(Items listed in a dataset)
* BEGIN *
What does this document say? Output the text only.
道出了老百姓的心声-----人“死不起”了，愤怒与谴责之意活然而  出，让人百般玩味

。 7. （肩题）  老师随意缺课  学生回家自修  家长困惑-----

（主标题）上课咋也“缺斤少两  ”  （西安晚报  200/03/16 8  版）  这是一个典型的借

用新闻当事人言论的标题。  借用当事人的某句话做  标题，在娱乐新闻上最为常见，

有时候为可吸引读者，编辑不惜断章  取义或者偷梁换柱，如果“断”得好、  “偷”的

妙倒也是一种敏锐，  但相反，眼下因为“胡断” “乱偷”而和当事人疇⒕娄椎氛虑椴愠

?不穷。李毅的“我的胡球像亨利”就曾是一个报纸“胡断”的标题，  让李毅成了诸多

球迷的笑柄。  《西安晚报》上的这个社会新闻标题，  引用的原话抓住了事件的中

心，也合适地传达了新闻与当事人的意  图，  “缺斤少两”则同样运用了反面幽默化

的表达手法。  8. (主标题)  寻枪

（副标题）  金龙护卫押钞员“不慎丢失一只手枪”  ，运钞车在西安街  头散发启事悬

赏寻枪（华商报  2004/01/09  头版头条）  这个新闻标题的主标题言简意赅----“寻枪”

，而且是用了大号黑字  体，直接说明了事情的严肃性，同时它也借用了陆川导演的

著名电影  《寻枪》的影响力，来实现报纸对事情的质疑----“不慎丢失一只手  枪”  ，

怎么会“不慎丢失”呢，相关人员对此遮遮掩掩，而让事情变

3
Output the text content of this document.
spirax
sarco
* END *
PROBLEM STATEMENT: Using the listing above, please repeat every entry exactly.

THE RESPONSE:
What does this document say? Output the text only.
道出了老百姓的心声-----人“死不起”了，愤怒与谴责之意活然而  出，让人百般玩味

。 7. （肩题）  老师随意缺课  学生回家自修  家长困惑-----

（主标题）上课咋也“缺斤少两  ”  （西安晚报  200/03/16 8  版）  这是一个典型的借

用新闻当事人言论的标题。  借用当事人的某句话做  标题，在娱乐新闻上最为常见，

有时候为可吸引读者，编辑不惜断章  取义或者偷梁换柱，如果“断”得好、  “偷”的

妙倒也是一种敏锐，  但相反，眼下因为“胡断” “乱偷”而和当事人疇⒕娄椎氛虑椴愠

?不穷。李毅的“我的胡球像亨利”就曾是一个报纸“胡断”的标题，  让李毅成了诸多

球迷的笑柄。  《西安晚报》上的这个社会新闻标题，  引用的原话抓住了事件的中

心，也合适地传达了新闻与当事人的意  图，  “缺斤少两”则同样运用了反面幽默化

的表达手法。  8. (主标题)  寻枪

（副标题）  金龙护卫押钞员“不慎丢失一只手枪”  ，运钞车在西安街  头散发启事悬

赏寻枪（华商报  2004/01/09  头版头条）  这个新闻标题的主标题言简意赅----“寻枪”

，而且是用了大号黑字  体，直接说明了事情的严肃性，同时它也借用了陆川导演的

著名电影  《寻枪》的影响力，来实现报纸对事情的质疑----“不慎丢失一只手  枪”  ，

怎么会“不慎丢失”呢，相关人员对此遮遮掩掩，而让事情变

3
Output the text content of this document.
spirax
sarco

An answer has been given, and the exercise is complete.